**PROBLEM DESCRIPTION**
Repeat each line of the material exactly.
════════════════════
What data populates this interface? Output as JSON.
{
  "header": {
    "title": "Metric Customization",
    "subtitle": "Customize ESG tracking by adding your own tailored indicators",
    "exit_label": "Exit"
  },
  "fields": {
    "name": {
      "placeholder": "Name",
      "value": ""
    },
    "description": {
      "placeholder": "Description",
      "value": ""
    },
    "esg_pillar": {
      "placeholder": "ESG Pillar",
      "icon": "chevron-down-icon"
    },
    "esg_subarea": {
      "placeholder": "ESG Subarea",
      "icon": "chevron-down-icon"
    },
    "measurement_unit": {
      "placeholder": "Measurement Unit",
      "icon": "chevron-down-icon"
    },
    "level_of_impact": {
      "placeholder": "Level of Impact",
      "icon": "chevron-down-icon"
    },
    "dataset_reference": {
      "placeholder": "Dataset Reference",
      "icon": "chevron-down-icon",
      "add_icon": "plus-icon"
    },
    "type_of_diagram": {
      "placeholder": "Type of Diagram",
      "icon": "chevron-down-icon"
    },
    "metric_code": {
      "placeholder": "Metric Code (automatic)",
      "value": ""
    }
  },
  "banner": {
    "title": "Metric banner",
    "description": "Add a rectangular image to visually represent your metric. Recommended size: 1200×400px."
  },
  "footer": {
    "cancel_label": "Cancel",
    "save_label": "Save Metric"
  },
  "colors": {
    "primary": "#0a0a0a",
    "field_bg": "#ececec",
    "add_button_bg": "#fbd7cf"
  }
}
════════════════════
**EXPECTED OUTPUT**
What data populates this interface? Output as JSON.
{
  "header": {
    "title": "Metric Customization",
    "subtitle": "Customize ESG tracking by adding your own tailored indicators",
    "exit_label": "Exit"
  },
  "fields": {
    "name": {
      "placeholder": "Name",
      "value": ""
    },
    "description": {
      "placeholder": "Description",
      "value": ""
    },
    "esg_pillar": {
      "placeholder": "ESG Pillar",
      "icon": "chevron-down-icon"
    },
    "esg_subarea": {
      "placeholder": "ESG Subarea",
      "icon": "chevron-down-icon"
    },
    "measurement_unit": {
      "placeholder": "Measurement Unit",
      "icon": "chevron-down-icon"
    },
    "level_of_impact": {
      "placeholder": "Level of Impact",
      "icon": "chevron-down-icon"
    },
    "dataset_reference": {
      "placeholder": "Dataset Reference",
      "icon": "chevron-down-icon",
      "add_icon": "plus-icon"
    },
    "type_of_diagram": {
      "placeholder": "Type of Diagram",
      "icon": "chevron-down-icon"
    },
    "metric_code": {
      "placeholder": "Metric Code (automatic)",
      "value": ""
    }
  },
  "banner": {
    "title": "Metric banner",
    "description": "Add a rectangular image to visually represent your metric. Recommended size: 1200×400px."
  },
  "footer": {
    "cancel_label": "Cancel",
    "save_label": "Save Metric"
  },
  "colors": {
    "primary": "#0a0a0a",
    "field_bg": "#ececec",
    "add_button_bg": "#fbd7cf"
  }
}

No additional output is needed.